-- start of Material for this task --
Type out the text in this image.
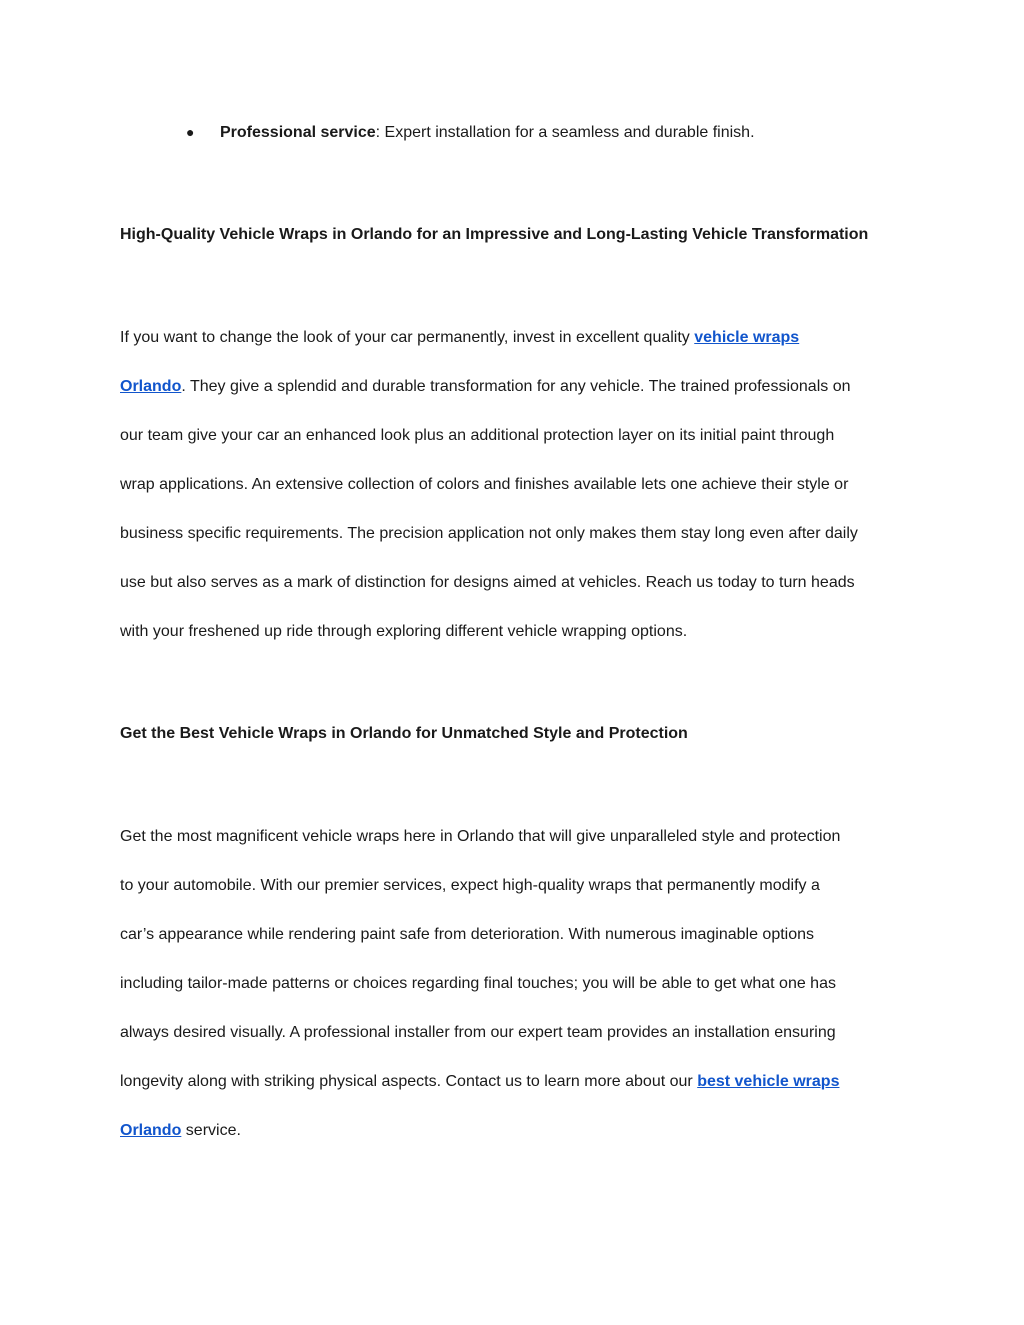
● Professional service: Expert installation for a seamless and durable finish.
High-Quality Vehicle Wraps in Orlando for an Impressive and Long-Lasting Vehicle Transformation
If you want to change the look of your car permanently, invest in excellent quality vehicle wraps
Orlando. They give a splendid and durable transformation for any vehicle. The trained professionals on
our team give your car an enhanced look plus an additional protection layer on its initial paint through
wrap applications. An extensive collection of colors and finishes available lets one achieve their style or
business specific requirements. The precision application not only makes them stay long even after daily
use but also serves as a mark of distinction for designs aimed at vehicles. Reach us today to turn heads
with your freshened up ride through exploring different vehicle wrapping options.
Get the Best Vehicle Wraps in Orlando for Unmatched Style and Protection
Get the most magnificent vehicle wraps here in Orlando that will give unparalleled style and protection
to your automobile. With our premier services, expect high-quality wraps that permanently modify a
car’s appearance while rendering paint safe from deterioration. With numerous imaginable options
including tailor-made patterns or choices regarding final touches; you will be able to get what one has
always desired visually. A professional installer from our expert team provides an installation ensuring
longevity along with striking physical aspects. Contact us to learn more about our best vehicle wraps
Orlando service.
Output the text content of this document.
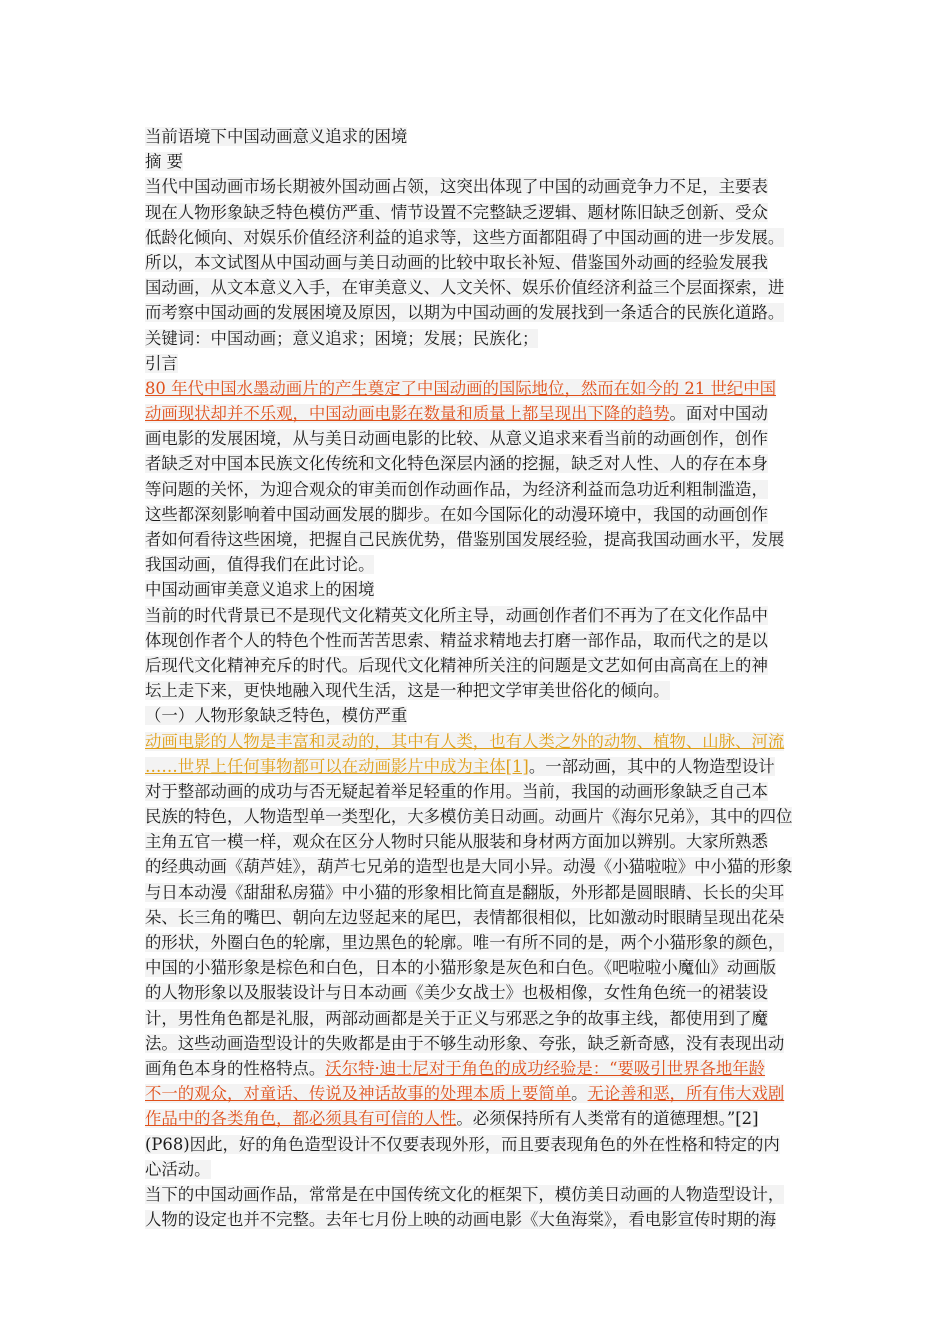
当前语境下中国动画意义追求的困境
摘 要
当代中国动画市场长期被外国动画占领，这突出体现了中国的动画竞争力不足，主要表
现在人物形象缺乏特色模仿严重、情节设置不完整缺乏逻辑、题材陈旧缺乏创新、受众
低龄化倾向、对娱乐价值经济利益的追求等，这些方面都阻碍了中国动画的进一步发展。
所以，本文试图从中国动画与美日动画的比较中取长补短、借鉴国外动画的经验发展我
国动画，从文本意义入手，在审美意义、人文关怀、娱乐价值经济利益三个层面探索，进
而考察中国动画的发展困境及原因，以期为中国动画的发展找到一条适合的民族化道路。
关键词：中国动画；意义追求；困境；发展；民族化；
引言
80 年代中国水墨动画片的产生奠定了中国动画的国际地位，然而在如今的 21 世纪中国
动画现状却并不乐观，中国动画电影在数量和质量上都呈现出下降的趋势。面对中国动
画电影的发展困境，从与美日动画电影的比较、从意义追求来看当前的动画创作，创作
者缺乏对中国本民族文化传统和文化特色深层内涵的挖掘，缺乏对人性、人的存在本身
等问题的关怀，为迎合观众的审美而创作动画作品，为经济利益而急功近利粗制滥造，
这些都深刻影响着中国动画发展的脚步。在如今国际化的动漫环境中，我国的动画创作
者如何看待这些困境，把握自己民族优势，借鉴别国发展经验，提高我国动画水平，发展
我国动画，值得我们在此讨论。
中国动画审美意义追求上的困境
当前的时代背景已不是现代文化精英文化所主导，动画创作者们不再为了在文化作品中
体现创作者个人的特色个性而苦苦思索、精益求精地去打磨一部作品，取而代之的是以
后现代文化精神充斥的时代。后现代文化精神所关注的问题是文艺如何由高高在上的神
坛上走下来，更快地融入现代生活，这是一种把文学审美世俗化的倾向。
（一）人物形象缺乏特色，模仿严重
动画电影的人物是丰富和灵动的，其中有人类，也有人类之外的动物、植物、山脉、河流
……世界上任何事物都可以在动画影片中成为主体[1]。一部动画，其中的人物造型设计
对于整部动画的成功与否无疑起着举足轻重的作用。当前，我国的动画形象缺乏自己本
民族的特色，人物造型单一类型化，大多模仿美日动画。动画片《海尔兄弟》，其中的四位
主角五官一模一样，观众在区分人物时只能从服装和身材两方面加以辨别。大家所熟悉
的经典动画《葫芦娃》，葫芦七兄弟的造型也是大同小异。动漫《小猫啦啦》中小猫的形象
与日本动漫《甜甜私房猫》中小猫的形象相比简直是翻版，外形都是圆眼睛、长长的尖耳
朵、长三角的嘴巴、朝向左边竖起来的尾巴，表情都很相似，比如激动时眼睛呈现出花朵
的形状，外圈白色的轮廓，里边黑色的轮廓。唯一有所不同的是，两个小猫形象的颜色，
中国的小猫形象是棕色和白色，日本的小猫形象是灰色和白色。《吧啦啦小魔仙》动画版
的人物形象以及服装设计与日本动画《美少女战士》也极相像，女性角色统一的裙装设
计，男性角色都是礼服，两部动画都是关于正义与邪恶之争的故事主线，都使用到了魔
法。这些动画造型设计的失败都是由于不够生动形象、夸张，缺乏新奇感，没有表现出动
画角色本身的性格特点。沃尔特·迪士尼对于角色的成功经验是：“要吸引世界各地年龄
不一的观众，对童话、传说及神话故事的处理本质上要简单。无论善和恶，所有伟大戏剧
作品中的各类角色，都必须具有可信的人性。必须保持所有人类常有的道德理想。”[2]
(P68)因此，好的角色造型设计不仅要表现外形，而且要表现角色的外在性格和特定的内
心活动。
当下的中国动画作品，常常是在中国传统文化的框架下，模仿美日动画的人物造型设计，
人物的设定也并不完整。去年七月份上映的动画电影《大鱼海棠》，看电影宣传时期的海
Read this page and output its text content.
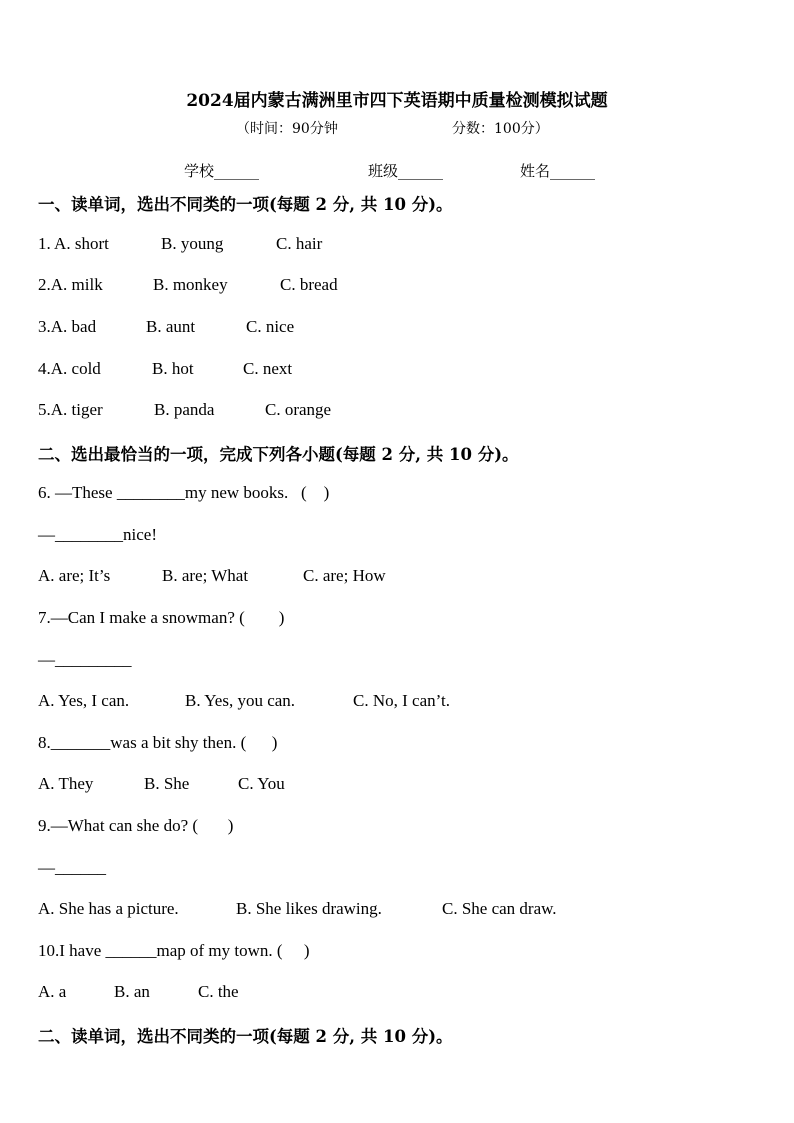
2024届内蒙古满洲里市四下英语期中质量检测模拟试题
（时间：90分钟	分数：100分）
学校______	班级______	姓名______
一、读单词，选出不同类的一项(每题 2 分, 共 10 分)。
1. A. short	B. young	C. hair
2.A. milk	B. monkey	C. bread
3.A. bad	B. aunt	C. nice
4.A. cold	B. hot	C. next
5.A. tiger	B. panda	C. orange
二、选出最恰当的一项，完成下列各小题(每题 2 分, 共 10 分)。
6. —These ________my new books.   (    )
—________nice!
A. are; It’s	B. are; What	C. are; How
7.—Can I make a snowman? (        )
—_________
A. Yes, I can.	B. Yes, you can.	C. No, I can’t.
8._______was a bit shy then. (      )
A. They	B. She	C. You
9.—What can she do? (       )
—______
A. She has a picture.	B. She likes drawing.	C. She can draw.
10.I have ______map of my town. (     )
A. a	B. an	C. the
二、读单词，选出不同类的一项(每题 2 分, 共 10 分)。
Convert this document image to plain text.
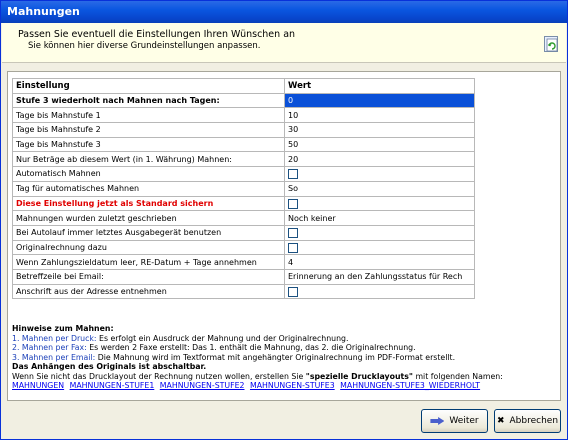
Mahnungen
Passen Sie eventuell die Einstellungen Ihren Wünschen an
Sie können hier diverse Grundeinstellungen anpassen.
Einstellung	Wert
Stufe 3 wiederholt nach Mahnen nach Tagen:	0
Tage bis Mahnstufe 1	10
Tage bis Mahnstufe 2	30
Tage bis Mahnstufe 3	50
Nur Beträge ab diesem Wert (in 1. Währung) Mahnen:	20
Automatisch Mahnen	
Tag für automatisches Mahnen	So
Diese Einstellung jetzt als Standard sichern	
Mahnungen wurden zuletzt geschrieben	Noch keiner
Bei Autolauf immer letztes Ausgabegerät benutzen	
Originalrechnung dazu	
Wenn Zahlungszieldatum leer, RE-Datum + Tage annehmen	4
Betreffzeile bei Email:	Erinnerung an den Zahlungsstatus für Rech
Anschrift aus der Adresse entnehmen	
Hinweise zum Mahnen:
1. Mahnen per Druck: Es erfolgt ein Ausdruck der Mahnung und der Originalrechnung.
2. Mahnen per Fax: Es werden 2 Faxe erstellt: Das 1. enthält die Mahnung, das 2. die Originalrechnung.
3. Mahnen per Email: Die Mahnung wird im Textformat mit angehängter Originalrechnung im PDF-Format erstellt.
Das Anhängen des Originals ist abschaltbar.
Wenn Sie nicht das Drucklayout der Rechnung nutzen wollen, erstellen Sie "spezielle Drucklayouts" mit folgenden Namen:
MAHNUNGEN MAHNUNGEN-STUFE1 MAHNUNGEN-STUFE2 MAHNUNGEN-STUFE3 MAHNUNGEN-STUFE3_WIEDERHOLT
Weiter ✖ Abbrechen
-- end of Material for this task --
■ **The task**
Make a word-for-word copy of the entries, without any pictures.

■ **Solution to the problem**
Type out the text in this image.
● Professional service: Expert installation for a seamless and durable finish.
High-Quality Vehicle Wraps in Orlando for an Impressive and Long-Lasting Vehicle Transformation
If you want to change the look of your car permanently, invest in excellent quality vehicle wraps
Orlando. They give a splendid and durable transformation for any vehicle. The trained professionals on
our team give your car an enhanced look plus an additional protection layer on its initial paint through
wrap applications. An extensive collection of colors and finishes available lets one achieve their style or
business specific requirements. The precision application not only makes them stay long even after daily
use but also serves as a mark of distinction for designs aimed at vehicles. Reach us today to turn heads
with your freshened up ride through exploring different vehicle wrapping options.
Get the Best Vehicle Wraps in Orlando for Unmatched Style and Protection
Get the most magnificent vehicle wraps here in Orlando that will give unparalleled style and protection
to your automobile. With our premier services, expect high-quality wraps that permanently modify a
car’s appearance while rendering paint safe from deterioration. With numerous imaginable options
including tailor-made patterns or choices regarding final touches; you will be able to get what one has
always desired visually. A professional installer from our expert team provides an installation ensuring
longevity along with striking physical aspects. Contact us to learn more about our best vehicle wraps
Orlando service.
Output the text content of this document.
当前语境下中国动画意义追求的困境
摘 要
当代中国动画市场长期被外国动画占领，这突出体现了中国的动画竞争力不足，主要表
现在人物形象缺乏特色模仿严重、情节设置不完整缺乏逻辑、题材陈旧缺乏创新、受众
低龄化倾向、对娱乐价值经济利益的追求等，这些方面都阻碍了中国动画的进一步发展。
所以，本文试图从中国动画与美日动画的比较中取长补短、借鉴国外动画的经验发展我
国动画，从文本意义入手，在审美意义、人文关怀、娱乐价值经济利益三个层面探索，进
而考察中国动画的发展困境及原因，以期为中国动画的发展找到一条适合的民族化道路。
关键词：中国动画；意义追求；困境；发展；民族化；
引言
80 年代中国水墨动画片的产生奠定了中国动画的国际地位，然而在如今的 21 世纪中国
动画现状却并不乐观，中国动画电影在数量和质量上都呈现出下降的趋势。面对中国动
画电影的发展困境，从与美日动画电影的比较、从意义追求来看当前的动画创作，创作
者缺乏对中国本民族文化传统和文化特色深层内涵的挖掘，缺乏对人性、人的存在本身
等问题的关怀，为迎合观众的审美而创作动画作品，为经济利益而急功近利粗制滥造，
这些都深刻影响着中国动画发展的脚步。在如今国际化的动漫环境中，我国的动画创作
者如何看待这些困境，把握自己民族优势，借鉴别国发展经验，提高我国动画水平，发展
我国动画，值得我们在此讨论。
中国动画审美意义追求上的困境
当前的时代背景已不是现代文化精英文化所主导，动画创作者们不再为了在文化作品中
体现创作者个人的特色个性而苦苦思索、精益求精地去打磨一部作品，取而代之的是以
后现代文化精神充斥的时代。后现代文化精神所关注的问题是文艺如何由高高在上的神
坛上走下来，更快地融入现代生活，这是一种把文学审美世俗化的倾向。
（一）人物形象缺乏特色，模仿严重
动画电影的人物是丰富和灵动的，其中有人类，也有人类之外的动物、植物、山脉、河流
……世界上任何事物都可以在动画影片中成为主体[1]。一部动画，其中的人物造型设计
对于整部动画的成功与否无疑起着举足轻重的作用。当前，我国的动画形象缺乏自己本
民族的特色，人物造型单一类型化，大多模仿美日动画。动画片《海尔兄弟》，其中的四位
主角五官一模一样，观众在区分人物时只能从服装和身材两方面加以辨别。大家所熟悉
的经典动画《葫芦娃》，葫芦七兄弟的造型也是大同小异。动漫《小猫啦啦》中小猫的形象
与日本动漫《甜甜私房猫》中小猫的形象相比简直是翻版，外形都是圆眼睛、长长的尖耳
朵、长三角的嘴巴、朝向左边竖起来的尾巴，表情都很相似，比如激动时眼睛呈现出花朵
的形状，外圈白色的轮廓，里边黑色的轮廓。唯一有所不同的是，两个小猫形象的颜色，
中国的小猫形象是棕色和白色，日本的小猫形象是灰色和白色。《吧啦啦小魔仙》动画版
的人物形象以及服装设计与日本动画《美少女战士》也极相像，女性角色统一的裙装设
计，男性角色都是礼服，两部动画都是关于正义与邪恶之争的故事主线，都使用到了魔
法。这些动画造型设计的失败都是由于不够生动形象、夸张，缺乏新奇感，没有表现出动
画角色本身的性格特点。沃尔特·迪士尼对于角色的成功经验是：“要吸引世界各地年龄
不一的观众，对童话、传说及神话故事的处理本质上要简单。无论善和恶，所有伟大戏剧
作品中的各类角色，都必须具有可信的人性。必须保持所有人类常有的道德理想。”[2]
(P68)因此，好的角色造型设计不仅要表现外形，而且要表现角色的外在性格和特定的内
心活动。
当下的中国动画作品，常常是在中国传统文化的框架下，模仿美日动画的人物造型设计，
人物的设定也并不完整。去年七月份上映的动画电影《大鱼海棠》，看电影宣传时期的海
Read this page and output its text content.
2024届内蒙古满洲里市四下英语期中质量检测模拟试题
（时间：90分钟	分数：100分）
学校______	班级______	姓名______
一、读单词，选出不同类的一项(每题 2 分, 共 10 分)。
1. A. short	B. young	C. hair
2.A. milk	B. monkey	C. bread
3.A. bad	B. aunt	C. nice
4.A. cold	B. hot	C. next
5.A. tiger	B. panda	C. orange
二、选出最恰当的一项，完成下列各小题(每题 2 分, 共 10 分)。
6. —These ________my new books.   (    )
—________nice!
A. are; It’s	B. are; What	C. are; How
7.—Can I make a snowman? (        )
—_________
A. Yes, I can.	B. Yes, you can.	C. No, I can’t.
8._______was a bit shy then. (      )
A. They	B. She	C. You
9.—What can she do? (       )
—______
A. She has a picture.	B. She likes drawing.	C. She can draw.
10.I have ______map of my town. (     )
A. a	B. an	C. the
二、读单词，选出不同类的一项(每题 2 分, 共 10 分)。
Convert this document image to plain text.
Mahnungen
Passen Sie eventuell die Einstellungen Ihren Wünschen an
Sie können hier diverse Grundeinstellungen anpassen.
Einstellung	Wert
Stufe 3 wiederholt nach Mahnen nach Tagen:	0
Tage bis Mahnstufe 1	10
Tage bis Mahnstufe 2	30
Tage bis Mahnstufe 3	50
Nur Beträge ab diesem Wert (in 1. Währung) Mahnen:	20
Automatisch Mahnen	
Tag für automatisches Mahnen	So
Diese Einstellung jetzt als Standard sichern	
Mahnungen wurden zuletzt geschrieben	Noch keiner
Bei Autolauf immer letztes Ausgabegerät benutzen	
Originalrechnung dazu	
Wenn Zahlungszieldatum leer, RE-Datum + Tage annehmen	4
Betreffzeile bei Email:	Erinnerung an den Zahlungsstatus für Rech
Anschrift aus der Adresse entnehmen	
Hinweise zum Mahnen:
1. Mahnen per Druck: Es erfolgt ein Ausdruck der Mahnung und der Originalrechnung.
2. Mahnen per Fax: Es werden 2 Faxe erstellt: Das 1. enthält die Mahnung, das 2. die Originalrechnung.
3. Mahnen per Email: Die Mahnung wird im Textformat mit angehängter Originalrechnung im PDF-Format erstellt.
Das Anhängen des Originals ist abschaltbar.
Wenn Sie nicht das Drucklayout der Rechnung nutzen wollen, erstellen Sie "spezielle Drucklayouts" mit folgenden Namen:
MAHNUNGEN MAHNUNGEN-STUFE1 MAHNUNGEN-STUFE2 MAHNUNGEN-STUFE3 MAHNUNGEN-STUFE3_WIEDERHOLT
Weiter ✖ Abbrechen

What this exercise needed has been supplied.